▶ [What to do]
Every record here should be printed again exactly.
* Start *
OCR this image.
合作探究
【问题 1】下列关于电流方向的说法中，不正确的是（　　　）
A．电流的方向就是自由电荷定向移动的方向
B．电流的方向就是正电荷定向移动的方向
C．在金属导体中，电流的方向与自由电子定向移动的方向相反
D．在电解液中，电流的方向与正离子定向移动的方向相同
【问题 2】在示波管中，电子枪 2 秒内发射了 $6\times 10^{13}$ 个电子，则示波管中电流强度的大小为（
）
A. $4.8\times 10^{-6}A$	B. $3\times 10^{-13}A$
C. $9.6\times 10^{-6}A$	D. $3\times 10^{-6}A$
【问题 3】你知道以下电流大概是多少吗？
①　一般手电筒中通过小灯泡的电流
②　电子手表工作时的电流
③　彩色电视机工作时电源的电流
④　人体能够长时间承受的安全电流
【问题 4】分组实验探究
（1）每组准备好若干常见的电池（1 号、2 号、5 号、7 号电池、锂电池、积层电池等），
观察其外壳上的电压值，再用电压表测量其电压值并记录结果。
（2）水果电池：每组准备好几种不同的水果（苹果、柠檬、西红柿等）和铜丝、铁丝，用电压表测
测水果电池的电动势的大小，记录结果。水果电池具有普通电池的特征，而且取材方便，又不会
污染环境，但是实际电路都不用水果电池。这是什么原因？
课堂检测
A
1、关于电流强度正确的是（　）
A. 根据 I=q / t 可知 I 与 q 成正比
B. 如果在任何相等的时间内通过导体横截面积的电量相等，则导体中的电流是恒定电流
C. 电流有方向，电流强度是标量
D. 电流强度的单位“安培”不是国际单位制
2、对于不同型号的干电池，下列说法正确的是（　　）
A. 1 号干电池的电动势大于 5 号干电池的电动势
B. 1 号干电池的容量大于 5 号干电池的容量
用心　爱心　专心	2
* End *
▶ [Final answer]
OCR this image.
合作探究
【问题 1】下列关于电流方向的说法中，不正确的是（　　　）
A．电流的方向就是自由电荷定向移动的方向
B．电流的方向就是正电荷定向移动的方向
C．在金属导体中，电流的方向与自由电子定向移动的方向相反
D．在电解液中，电流的方向与正离子定向移动的方向相同
【问题 2】在示波管中，电子枪 2 秒内发射了 $6\times 10^{13}$ 个电子，则示波管中电流强度的大小为（
）
A. $4.8\times 10^{-6}A$	B. $3\times 10^{-13}A$
C. $9.6\times 10^{-6}A$	D. $3\times 10^{-6}A$
【问题 3】你知道以下电流大概是多少吗？
①　一般手电筒中通过小灯泡的电流
②　电子手表工作时的电流
③　彩色电视机工作时电源的电流
④　人体能够长时间承受的安全电流
【问题 4】分组实验探究
（1）每组准备好若干常见的电池（1 号、2 号、5 号、7 号电池、锂电池、积层电池等），
观察其外壳上的电压值，再用电压表测量其电压值并记录结果。
（2）水果电池：每组准备好几种不同的水果（苹果、柠檬、西红柿等）和铜丝、铁丝，用电压表测
测水果电池的电动势的大小，记录结果。水果电池具有普通电池的特征，而且取材方便，又不会
污染环境，但是实际电路都不用水果电池。这是什么原因？
课堂检测
A
1、关于电流强度正确的是（　）
A. 根据 I=q / t 可知 I 与 q 成正比
B. 如果在任何相等的时间内通过导体横截面积的电量相等，则导体中的电流是恒定电流
C. 电流有方向，电流强度是标量
D. 电流强度的单位“安培”不是国际单位制
2、对于不同型号的干电池，下列说法正确的是（　　）
A. 1 号干电池的电动势大于 5 号干电池的电动势
B. 1 号干电池的容量大于 5 号干电池的容量
用心　爱心　专心	2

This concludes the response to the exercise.